Start

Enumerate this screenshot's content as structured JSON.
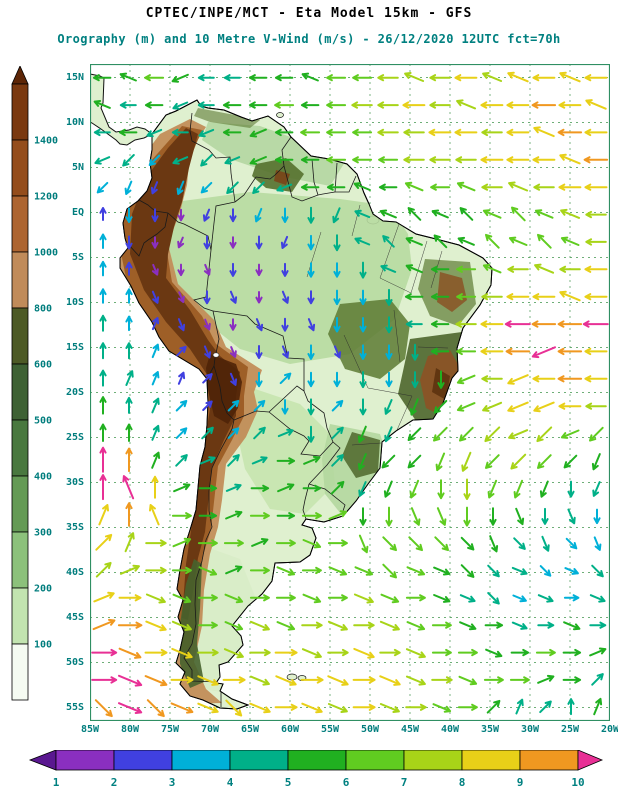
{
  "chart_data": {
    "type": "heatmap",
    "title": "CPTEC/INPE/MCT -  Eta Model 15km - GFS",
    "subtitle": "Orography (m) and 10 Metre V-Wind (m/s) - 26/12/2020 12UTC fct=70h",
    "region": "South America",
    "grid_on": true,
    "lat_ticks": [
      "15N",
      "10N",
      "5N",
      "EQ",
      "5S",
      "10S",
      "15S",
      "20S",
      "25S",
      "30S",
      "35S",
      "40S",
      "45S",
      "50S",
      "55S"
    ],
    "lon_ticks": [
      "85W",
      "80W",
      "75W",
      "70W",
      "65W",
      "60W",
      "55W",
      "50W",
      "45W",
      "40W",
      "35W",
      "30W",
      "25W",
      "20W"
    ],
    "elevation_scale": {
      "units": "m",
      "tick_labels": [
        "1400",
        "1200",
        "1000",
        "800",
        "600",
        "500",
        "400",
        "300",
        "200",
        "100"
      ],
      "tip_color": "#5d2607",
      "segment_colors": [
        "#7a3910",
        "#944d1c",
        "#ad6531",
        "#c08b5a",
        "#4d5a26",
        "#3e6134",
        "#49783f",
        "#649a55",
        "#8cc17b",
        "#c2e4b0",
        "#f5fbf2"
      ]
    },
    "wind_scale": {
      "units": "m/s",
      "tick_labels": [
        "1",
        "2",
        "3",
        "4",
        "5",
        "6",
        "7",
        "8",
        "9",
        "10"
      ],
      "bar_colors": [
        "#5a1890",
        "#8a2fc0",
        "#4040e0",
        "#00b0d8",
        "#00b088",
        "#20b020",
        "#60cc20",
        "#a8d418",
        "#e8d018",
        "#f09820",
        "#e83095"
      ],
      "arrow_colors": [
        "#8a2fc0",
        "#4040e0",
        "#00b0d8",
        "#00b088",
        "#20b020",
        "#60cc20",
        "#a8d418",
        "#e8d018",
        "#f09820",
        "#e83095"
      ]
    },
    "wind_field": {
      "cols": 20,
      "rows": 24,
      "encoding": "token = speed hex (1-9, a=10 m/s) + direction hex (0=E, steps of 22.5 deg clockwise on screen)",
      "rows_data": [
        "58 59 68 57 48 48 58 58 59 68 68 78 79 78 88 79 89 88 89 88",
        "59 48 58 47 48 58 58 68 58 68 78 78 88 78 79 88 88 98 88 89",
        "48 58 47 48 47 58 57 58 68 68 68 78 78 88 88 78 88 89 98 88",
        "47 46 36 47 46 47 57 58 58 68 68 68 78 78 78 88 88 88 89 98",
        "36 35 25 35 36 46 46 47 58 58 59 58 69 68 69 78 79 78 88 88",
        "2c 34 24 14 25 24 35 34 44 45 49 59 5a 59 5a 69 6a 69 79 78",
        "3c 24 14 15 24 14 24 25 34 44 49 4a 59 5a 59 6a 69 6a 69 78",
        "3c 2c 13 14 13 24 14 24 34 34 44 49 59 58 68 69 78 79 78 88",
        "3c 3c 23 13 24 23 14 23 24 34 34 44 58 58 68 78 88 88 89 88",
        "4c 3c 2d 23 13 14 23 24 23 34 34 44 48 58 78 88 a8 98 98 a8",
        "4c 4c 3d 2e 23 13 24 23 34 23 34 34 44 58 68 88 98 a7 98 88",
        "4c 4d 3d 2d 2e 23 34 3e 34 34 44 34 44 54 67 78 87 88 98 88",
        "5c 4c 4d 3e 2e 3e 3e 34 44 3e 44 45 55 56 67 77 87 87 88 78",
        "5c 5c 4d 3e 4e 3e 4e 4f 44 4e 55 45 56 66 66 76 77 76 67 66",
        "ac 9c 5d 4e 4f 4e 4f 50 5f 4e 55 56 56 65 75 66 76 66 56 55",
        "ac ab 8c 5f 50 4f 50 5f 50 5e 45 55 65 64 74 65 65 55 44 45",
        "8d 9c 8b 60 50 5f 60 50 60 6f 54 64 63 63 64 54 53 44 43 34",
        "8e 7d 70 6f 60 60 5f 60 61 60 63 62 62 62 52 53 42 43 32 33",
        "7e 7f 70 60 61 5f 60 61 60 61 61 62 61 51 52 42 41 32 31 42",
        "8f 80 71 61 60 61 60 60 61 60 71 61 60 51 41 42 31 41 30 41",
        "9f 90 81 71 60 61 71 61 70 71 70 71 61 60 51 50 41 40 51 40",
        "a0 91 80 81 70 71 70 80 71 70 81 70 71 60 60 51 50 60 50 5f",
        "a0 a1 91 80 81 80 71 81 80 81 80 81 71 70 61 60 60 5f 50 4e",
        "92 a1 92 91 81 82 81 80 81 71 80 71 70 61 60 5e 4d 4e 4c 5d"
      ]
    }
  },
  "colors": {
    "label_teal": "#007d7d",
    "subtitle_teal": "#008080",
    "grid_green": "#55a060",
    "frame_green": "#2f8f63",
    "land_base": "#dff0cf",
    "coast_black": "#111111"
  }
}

End

• Written problem
Each record above is to be restated exactly, with its pictures removed from the copy.

• Exercise output
Enumerate this screenshot's content as structured JSON.
{
  "chart_data": {
    "type": "heatmap",
    "title": "CPTEC/INPE/MCT -  Eta Model 15km - GFS",
    "subtitle": "Orography (m) and 10 Metre V-Wind (m/s) - 26/12/2020 12UTC fct=70h",
    "region": "South America",
    "grid_on": true,
    "lat_ticks": [
      "15N",
      "10N",
      "5N",
      "EQ",
      "5S",
      "10S",
      "15S",
      "20S",
      "25S",
      "30S",
      "35S",
      "40S",
      "45S",
      "50S",
      "55S"
    ],
    "lon_ticks": [
      "85W",
      "80W",
      "75W",
      "70W",
      "65W",
      "60W",
      "55W",
      "50W",
      "45W",
      "40W",
      "35W",
      "30W",
      "25W",
      "20W"
    ],
    "elevation_scale": {
      "units": "m",
      "tick_labels": [
        "1400",
        "1200",
        "1000",
        "800",
        "600",
        "500",
        "400",
        "300",
        "200",
        "100"
      ],
      "tip_color": "#5d2607",
      "segment_colors": [
        "#7a3910",
        "#944d1c",
        "#ad6531",
        "#c08b5a",
        "#4d5a26",
        "#3e6134",
        "#49783f",
        "#649a55",
        "#8cc17b",
        "#c2e4b0",
        "#f5fbf2"
      ]
    },
    "wind_scale": {
      "units": "m/s",
      "tick_labels": [
        "1",
        "2",
        "3",
        "4",
        "5",
        "6",
        "7",
        "8",
        "9",
        "10"
      ],
      "bar_colors": [
        "#5a1890",
        "#8a2fc0",
        "#4040e0",
        "#00b0d8",
        "#00b088",
        "#20b020",
        "#60cc20",
        "#a8d418",
        "#e8d018",
        "#f09820",
        "#e83095"
      ],
      "arrow_colors": [
        "#8a2fc0",
        "#4040e0",
        "#00b0d8",
        "#00b088",
        "#20b020",
        "#60cc20",
        "#a8d418",
        "#e8d018",
        "#f09820",
        "#e83095"
      ]
    },
    "wind_field": {
      "cols": 20,
      "rows": 24,
      "encoding": "token = speed hex (1-9, a=10 m/s) + direction hex (0=E, steps of 22.5 deg clockwise on screen)",
      "rows_data": [
        "58 59 68 57 48 48 58 58 59 68 68 78 79 78 88 79 89 88 89 88",
        "59 48 58 47 48 58 58 68 58 68 78 78 88 78 79 88 88 98 88 89",
        "48 58 47 48 47 58 57 58 68 68 68 78 78 88 88 78 88 89 98 88",
        "47 46 36 47 46 47 57 58 58 68 68 68 78 78 78 88 88 88 89 98",
        "36 35 25 35 36 46 46 47 58 58 59 58 69 68 69 78 79 78 88 88",
        "2c 34 24 14 25 24 35 34 44 45 49 59 5a 59 5a 69 6a 69 79 78",
        "3c 24 14 15 24 14 24 25 34 44 49 4a 59 5a 59 6a 69 6a 69 78",
        "3c 2c 13 14 13 24 14 24 34 34 44 49 59 58 68 69 78 79 78 88",
        "3c 3c 23 13 24 23 14 23 24 34 34 44 58 58 68 78 88 88 89 88",
        "4c 3c 2d 23 13 14 23 24 23 34 34 44 48 58 78 88 a8 98 98 a8",
        "4c 4c 3d 2e 23 13 24 23 34 23 34 34 44 58 68 88 98 a7 98 88",
        "4c 4d 3d 2d 2e 23 34 3e 34 34 44 34 44 54 67 78 87 88 98 88",
        "5c 4c 4d 3e 2e 3e 3e 34 44 3e 44 45 55 56 67 77 87 87 88 78",
        "5c 5c 4d 3e 4e 3e 4e 4f 44 4e 55 45 56 66 66 76 77 76 67 66",
        "ac 9c 5d 4e 4f 4e 4f 50 5f 4e 55 56 56 65 75 66 76 66 56 55",
        "ac ab 8c 5f 50 4f 50 5f 50 5e 45 55 65 64 74 65 65 55 44 45",
        "8d 9c 8b 60 50 5f 60 50 60 6f 54 64 63 63 64 54 53 44 43 34",
        "8e 7d 70 6f 60 60 5f 60 61 60 63 62 62 62 52 53 42 43 32 33",
        "7e 7f 70 60 61 5f 60 61 60 61 61 62 61 51 52 42 41 32 31 42",
        "8f 80 71 61 60 61 60 60 61 60 71 61 60 51 41 42 31 41 30 41",
        "9f 90 81 71 60 61 71 61 70 71 70 71 61 60 51 50 41 40 51 40",
        "a0 91 80 81 70 71 70 80 71 70 81 70 71 60 60 51 50 60 50 5f",
        "a0 a1 91 80 81 80 71 81 80 81 80 81 71 70 61 60 60 5f 50 4e",
        "92 a1 92 91 81 82 81 80 81 71 80 71 70 61 60 5e 4d 4e 4c 5d"
      ]
    }
  },
  "colors": {
    "label_teal": "#007d7d",
    "subtitle_teal": "#008080",
    "grid_green": "#55a060",
    "frame_green": "#2f8f63",
    "land_base": "#dff0cf",
    "coast_black": "#111111"
  }
}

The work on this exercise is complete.